[Dataset listings of figures]
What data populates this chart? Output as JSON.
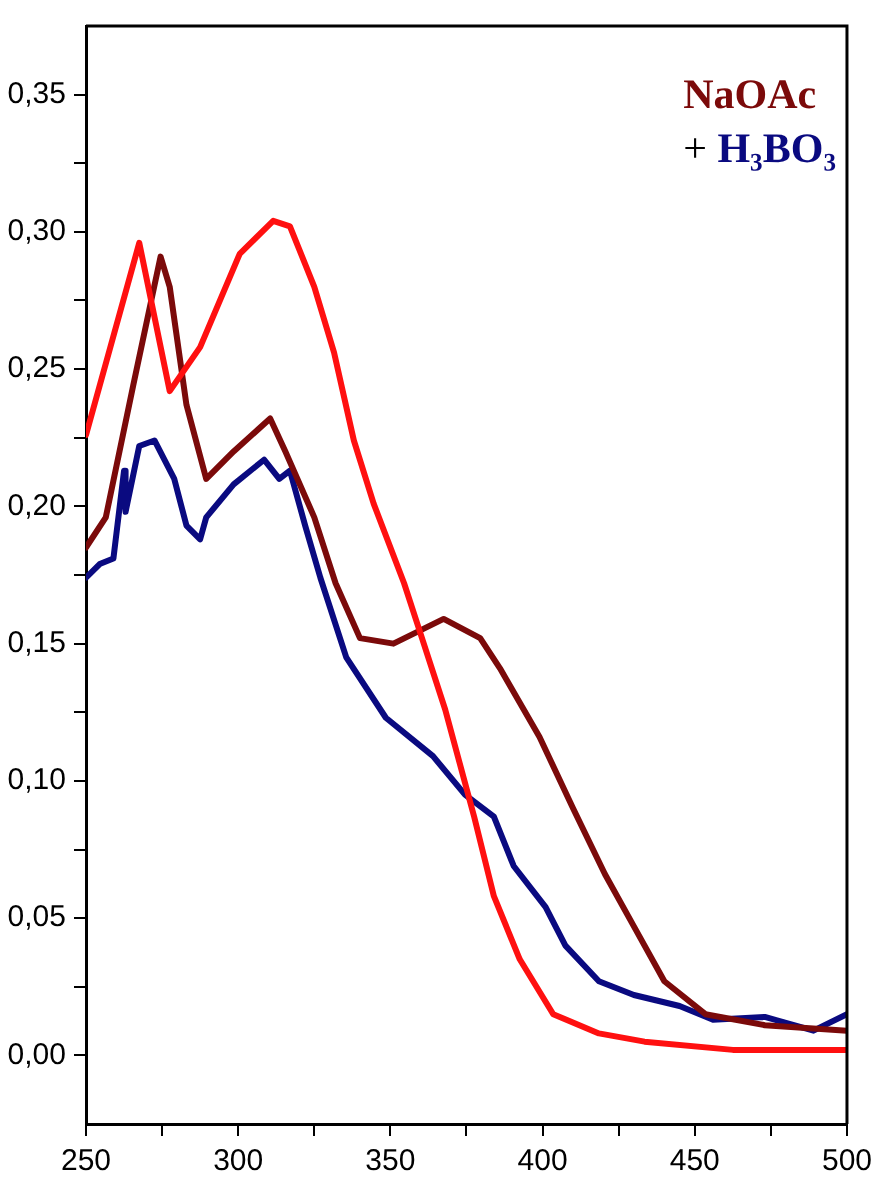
{
  "chart_data": {
    "type": "line",
    "xlim": [
      250,
      500
    ],
    "xticks": [
      250,
      {
        "value": 275,
        "label": null
      },
      300,
      {
        "value": 325,
        "label": null
      },
      350,
      {
        "value": 375,
        "label": null
      },
      400,
      {
        "value": 425,
        "label": null
      },
      450,
      {
        "value": 475,
        "label": null
      },
      500
    ],
    "ylim": [
      -0.025,
      0.375
    ],
    "yticks": [
      {
        "value": 0,
        "label": "0,00"
      },
      {
        "value": 0.025,
        "label": null
      },
      {
        "value": 0.05,
        "label": "0,05"
      },
      {
        "value": 0.075,
        "label": null
      },
      {
        "value": 0.1,
        "label": "0,10"
      },
      {
        "value": 0.125,
        "label": null
      },
      {
        "value": 0.15,
        "label": "0,15"
      },
      {
        "value": 0.175,
        "label": null
      },
      {
        "value": 0.2,
        "label": "0,20"
      },
      {
        "value": 0.225,
        "label": null
      },
      {
        "value": 0.25,
        "label": "0,25"
      },
      {
        "value": 0.275,
        "label": null
      },
      {
        "value": 0.3,
        "label": "0,30"
      },
      {
        "value": 0.325,
        "label": null
      },
      {
        "value": 0.35,
        "label": "0,35"
      }
    ],
    "grid": false,
    "legend": "top right",
    "marker": "none",
    "line_style": "solid",
    "annotations": [
      "+"
    ],
    "series": [
      {
        "color": "#ff1010",
        "x": [
          250,
          267.5,
          277.5,
          287.5,
          300.5,
          311.5,
          317,
          325,
          331.5,
          338,
          344.5,
          354.5,
          359.5,
          368,
          377.5,
          384,
          392.5,
          403.5,
          418.5,
          433.5,
          462.5,
          500
        ],
        "values": [
          0.226,
          0.296,
          0.242,
          0.258,
          0.292,
          0.304,
          0.302,
          0.28,
          0.256,
          0.224,
          0.201,
          0.172,
          0.155,
          0.126,
          0.087,
          0.058,
          0.035,
          0.015,
          0.008,
          0.005,
          0.002,
          0.002
        ]
      },
      {
        "name": "NaOAc",
        "color": "#7b0a0a",
        "x": [
          250,
          256.5,
          265.5,
          274.5,
          277.5,
          283,
          289.5,
          298.5,
          310.5,
          315.5,
          325,
          332,
          340,
          351,
          367.5,
          379.5,
          386,
          399,
          410,
          420.5,
          430,
          440,
          453.5,
          473,
          500
        ],
        "values": [
          0.185,
          0.196,
          0.244,
          0.291,
          0.28,
          0.237,
          0.21,
          0.22,
          0.232,
          0.22,
          0.196,
          0.172,
          0.152,
          0.15,
          0.159,
          0.152,
          0.141,
          0.116,
          0.09,
          0.066,
          0.047,
          0.027,
          0.015,
          0.011,
          0.009
        ]
      },
      {
        "name": "H₃BO₃",
        "color": "#0a0a80",
        "x": [
          250,
          254.5,
          259,
          262.5,
          263,
          267.5,
          272.5,
          279,
          283,
          287.5,
          289.5,
          298.5,
          308.5,
          313.5,
          317,
          322,
          327,
          335.5,
          348.5,
          364,
          374.5,
          384,
          390.5,
          401,
          407.5,
          418.5,
          430,
          445,
          456,
          473,
          489,
          500
        ],
        "values": [
          0.174,
          0.179,
          0.181,
          0.213,
          0.198,
          0.222,
          0.224,
          0.21,
          0.193,
          0.188,
          0.196,
          0.208,
          0.217,
          0.21,
          0.213,
          0.193,
          0.174,
          0.145,
          0.123,
          0.109,
          0.095,
          0.087,
          0.069,
          0.054,
          0.04,
          0.027,
          0.022,
          0.018,
          0.013,
          0.014,
          0.009,
          0.015
        ]
      }
    ]
  }
}
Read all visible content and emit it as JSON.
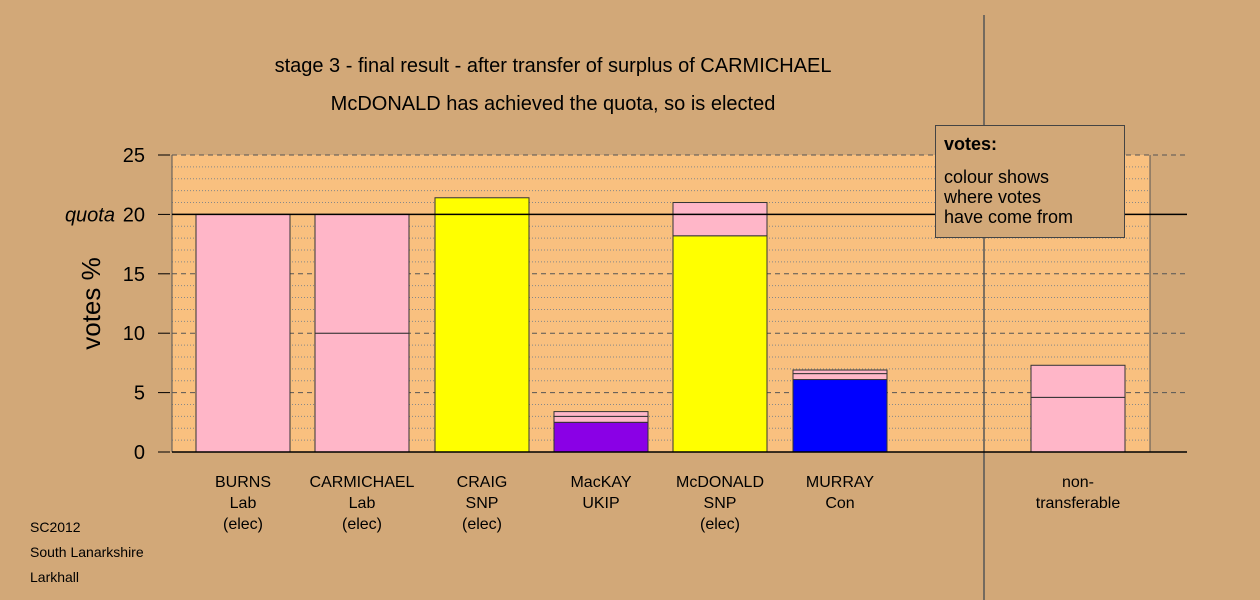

WHAT YOU SHOULD DO
Repeat the material above in full and exactly, omitting the pictures.

EXERCISE RESPONSE
What data populates this chart? Output as JSON.
{
  "chart_data": {
    "type": "line",
    "xlim": [
      250,
      500
    ],
    "xticks": [
      250,
      {
        "value": 275,
        "label": null
      },
      300,
      {
        "value": 325,
        "label": null
      },
      350,
      {
        "value": 375,
        "label": null
      },
      400,
      {
        "value": 425,
        "label": null
      },
      450,
      {
        "value": 475,
        "label": null
      },
      500
    ],
    "ylim": [
      -0.025,
      0.375
    ],
    "yticks": [
      {
        "value": 0,
        "label": "0,00"
      },
      {
        "value": 0.025,
        "label": null
      },
      {
        "value": 0.05,
        "label": "0,05"
      },
      {
        "value": 0.075,
        "label": null
      },
      {
        "value": 0.1,
        "label": "0,10"
      },
      {
        "value": 0.125,
        "label": null
      },
      {
        "value": 0.15,
        "label": "0,15"
      },
      {
        "value": 0.175,
        "label": null
      },
      {
        "value": 0.2,
        "label": "0,20"
      },
      {
        "value": 0.225,
        "label": null
      },
      {
        "value": 0.25,
        "label": "0,25"
      },
      {
        "value": 0.275,
        "label": null
      },
      {
        "value": 0.3,
        "label": "0,30"
      },
      {
        "value": 0.325,
        "label": null
      },
      {
        "value": 0.35,
        "label": "0,35"
      }
    ],
    "grid": false,
    "legend": "top right",
    "marker": "none",
    "line_style": "solid",
    "annotations": [
      "+"
    ],
    "series": [
      {
        "color": "#ff1010",
        "x": [
          250,
          267.5,
          277.5,
          287.5,
          300.5,
          311.5,
          317,
          325,
          331.5,
          338,
          344.5,
          354.5,
          359.5,
          368,
          377.5,
          384,
          392.5,
          403.5,
          418.5,
          433.5,
          462.5,
          500
        ],
        "values": [
          0.226,
          0.296,
          0.242,
          0.258,
          0.292,
          0.304,
          0.302,
          0.28,
          0.256,
          0.224,
          0.201,
          0.172,
          0.155,
          0.126,
          0.087,
          0.058,
          0.035,
          0.015,
          0.008,
          0.005,
          0.002,
          0.002
        ]
      },
      {
        "name": "NaOAc",
        "color": "#7b0a0a",
        "x": [
          250,
          256.5,
          265.5,
          274.5,
          277.5,
          283,
          289.5,
          298.5,
          310.5,
          315.5,
          325,
          332,
          340,
          351,
          367.5,
          379.5,
          386,
          399,
          410,
          420.5,
          430,
          440,
          453.5,
          473,
          500
        ],
        "values": [
          0.185,
          0.196,
          0.244,
          0.291,
          0.28,
          0.237,
          0.21,
          0.22,
          0.232,
          0.22,
          0.196,
          0.172,
          0.152,
          0.15,
          0.159,
          0.152,
          0.141,
          0.116,
          0.09,
          0.066,
          0.047,
          0.027,
          0.015,
          0.011,
          0.009
        ]
      },
      {
        "name": "H₃BO₃",
        "color": "#0a0a80",
        "x": [
          250,
          254.5,
          259,
          262.5,
          263,
          267.5,
          272.5,
          279,
          283,
          287.5,
          289.5,
          298.5,
          308.5,
          313.5,
          317,
          322,
          327,
          335.5,
          348.5,
          364,
          374.5,
          384,
          390.5,
          401,
          407.5,
          418.5,
          430,
          445,
          456,
          473,
          489,
          500
        ],
        "values": [
          0.174,
          0.179,
          0.181,
          0.213,
          0.198,
          0.222,
          0.224,
          0.21,
          0.193,
          0.188,
          0.196,
          0.208,
          0.217,
          0.21,
          0.213,
          0.193,
          0.174,
          0.145,
          0.123,
          0.109,
          0.095,
          0.087,
          0.069,
          0.054,
          0.04,
          0.027,
          0.022,
          0.018,
          0.013,
          0.014,
          0.009,
          0.015
        ]
      }
    ]
  }
}
Read all visible content and emit it as JSON.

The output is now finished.